Task goal » Reproduce each record exactly.
Exercise data start
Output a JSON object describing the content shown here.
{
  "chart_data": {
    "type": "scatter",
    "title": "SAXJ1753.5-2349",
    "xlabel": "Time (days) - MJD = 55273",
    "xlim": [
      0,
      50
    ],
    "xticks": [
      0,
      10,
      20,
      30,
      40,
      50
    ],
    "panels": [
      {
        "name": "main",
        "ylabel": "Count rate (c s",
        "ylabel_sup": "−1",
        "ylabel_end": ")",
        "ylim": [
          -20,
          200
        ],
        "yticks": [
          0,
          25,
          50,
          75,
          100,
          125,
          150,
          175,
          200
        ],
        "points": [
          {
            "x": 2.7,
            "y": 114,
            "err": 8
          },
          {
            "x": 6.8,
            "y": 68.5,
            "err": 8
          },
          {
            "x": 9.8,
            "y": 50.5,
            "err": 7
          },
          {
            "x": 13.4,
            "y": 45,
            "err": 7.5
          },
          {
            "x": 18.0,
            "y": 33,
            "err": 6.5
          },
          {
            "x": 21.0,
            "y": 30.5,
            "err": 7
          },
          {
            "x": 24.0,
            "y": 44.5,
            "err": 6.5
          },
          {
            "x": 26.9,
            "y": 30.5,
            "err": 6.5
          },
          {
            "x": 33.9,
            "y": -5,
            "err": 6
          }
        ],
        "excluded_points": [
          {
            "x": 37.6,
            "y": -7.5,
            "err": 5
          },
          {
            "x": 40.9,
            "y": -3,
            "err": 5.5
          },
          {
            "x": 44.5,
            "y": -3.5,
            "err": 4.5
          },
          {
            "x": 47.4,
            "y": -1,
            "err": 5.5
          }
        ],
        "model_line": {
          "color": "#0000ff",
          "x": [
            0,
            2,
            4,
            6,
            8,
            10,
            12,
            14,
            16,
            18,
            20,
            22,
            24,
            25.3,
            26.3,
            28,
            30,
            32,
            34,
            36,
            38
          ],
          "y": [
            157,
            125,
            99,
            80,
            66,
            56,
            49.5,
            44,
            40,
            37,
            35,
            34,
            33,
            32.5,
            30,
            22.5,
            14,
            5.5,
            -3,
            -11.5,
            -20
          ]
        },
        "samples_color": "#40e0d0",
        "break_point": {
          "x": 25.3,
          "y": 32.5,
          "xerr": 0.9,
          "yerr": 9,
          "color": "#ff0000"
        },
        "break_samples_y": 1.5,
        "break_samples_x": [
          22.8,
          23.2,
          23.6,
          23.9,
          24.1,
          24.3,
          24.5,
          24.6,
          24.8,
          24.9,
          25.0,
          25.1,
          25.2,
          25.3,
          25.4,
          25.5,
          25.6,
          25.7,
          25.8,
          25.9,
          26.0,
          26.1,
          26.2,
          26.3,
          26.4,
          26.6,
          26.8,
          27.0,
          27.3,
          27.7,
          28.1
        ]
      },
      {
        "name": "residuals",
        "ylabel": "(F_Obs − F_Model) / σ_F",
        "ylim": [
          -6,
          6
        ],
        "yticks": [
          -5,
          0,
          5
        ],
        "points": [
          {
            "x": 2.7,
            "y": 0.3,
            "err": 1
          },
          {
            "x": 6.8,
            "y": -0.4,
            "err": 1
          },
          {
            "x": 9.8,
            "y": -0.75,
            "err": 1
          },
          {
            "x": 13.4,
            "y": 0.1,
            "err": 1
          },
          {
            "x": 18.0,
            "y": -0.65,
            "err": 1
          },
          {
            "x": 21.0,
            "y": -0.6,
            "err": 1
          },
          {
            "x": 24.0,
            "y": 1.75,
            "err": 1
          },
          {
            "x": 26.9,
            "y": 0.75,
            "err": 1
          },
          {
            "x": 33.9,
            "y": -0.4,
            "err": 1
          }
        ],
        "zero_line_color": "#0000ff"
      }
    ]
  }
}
Exercise data end
Solved exercise »
Output a JSON object describing the content shown here.
{
  "chart_data": {
    "type": "scatter",
    "title": "SAXJ1753.5-2349",
    "xlabel": "Time (days) - MJD = 55273",
    "xlim": [
      0,
      50
    ],
    "xticks": [
      0,
      10,
      20,
      30,
      40,
      50
    ],
    "panels": [
      {
        "name": "main",
        "ylabel": "Count rate (c s",
        "ylabel_sup": "−1",
        "ylabel_end": ")",
        "ylim": [
          -20,
          200
        ],
        "yticks": [
          0,
          25,
          50,
          75,
          100,
          125,
          150,
          175,
          200
        ],
        "points": [
          {
            "x": 2.7,
            "y": 114,
            "err": 8
          },
          {
            "x": 6.8,
            "y": 68.5,
            "err": 8
          },
          {
            "x": 9.8,
            "y": 50.5,
            "err": 7
          },
          {
            "x": 13.4,
            "y": 45,
            "err": 7.5
          },
          {
            "x": 18.0,
            "y": 33,
            "err": 6.5
          },
          {
            "x": 21.0,
            "y": 30.5,
            "err": 7
          },
          {
            "x": 24.0,
            "y": 44.5,
            "err": 6.5
          },
          {
            "x": 26.9,
            "y": 30.5,
            "err": 6.5
          },
          {
            "x": 33.9,
            "y": -5,
            "err": 6
          }
        ],
        "excluded_points": [
          {
            "x": 37.6,
            "y": -7.5,
            "err": 5
          },
          {
            "x": 40.9,
            "y": -3,
            "err": 5.5
          },
          {
            "x": 44.5,
            "y": -3.5,
            "err": 4.5
          },
          {
            "x": 47.4,
            "y": -1,
            "err": 5.5
          }
        ],
        "model_line": {
          "color": "#0000ff",
          "x": [
            0,
            2,
            4,
            6,
            8,
            10,
            12,
            14,
            16,
            18,
            20,
            22,
            24,
            25.3,
            26.3,
            28,
            30,
            32,
            34,
            36,
            38
          ],
          "y": [
            157,
            125,
            99,
            80,
            66,
            56,
            49.5,
            44,
            40,
            37,
            35,
            34,
            33,
            32.5,
            30,
            22.5,
            14,
            5.5,
            -3,
            -11.5,
            -20
          ]
        },
        "samples_color": "#40e0d0",
        "break_point": {
          "x": 25.3,
          "y": 32.5,
          "xerr": 0.9,
          "yerr": 9,
          "color": "#ff0000"
        },
        "break_samples_y": 1.5,
        "break_samples_x": [
          22.8,
          23.2,
          23.6,
          23.9,
          24.1,
          24.3,
          24.5,
          24.6,
          24.8,
          24.9,
          25.0,
          25.1,
          25.2,
          25.3,
          25.4,
          25.5,
          25.6,
          25.7,
          25.8,
          25.9,
          26.0,
          26.1,
          26.2,
          26.3,
          26.4,
          26.6,
          26.8,
          27.0,
          27.3,
          27.7,
          28.1
        ]
      },
      {
        "name": "residuals",
        "ylabel": "(F_Obs − F_Model) / σ_F",
        "ylim": [
          -6,
          6
        ],
        "yticks": [
          -5,
          0,
          5
        ],
        "points": [
          {
            "x": 2.7,
            "y": 0.3,
            "err": 1
          },
          {
            "x": 6.8,
            "y": -0.4,
            "err": 1
          },
          {
            "x": 9.8,
            "y": -0.75,
            "err": 1
          },
          {
            "x": 13.4,
            "y": 0.1,
            "err": 1
          },
          {
            "x": 18.0,
            "y": -0.65,
            "err": 1
          },
          {
            "x": 21.0,
            "y": -0.6,
            "err": 1
          },
          {
            "x": 24.0,
            "y": 1.75,
            "err": 1
          },
          {
            "x": 26.9,
            "y": 0.75,
            "err": 1
          },
          {
            "x": 33.9,
            "y": -0.4,
            "err": 1
          }
        ],
        "zero_line_color": "#0000ff"
      }
    ]
  }
}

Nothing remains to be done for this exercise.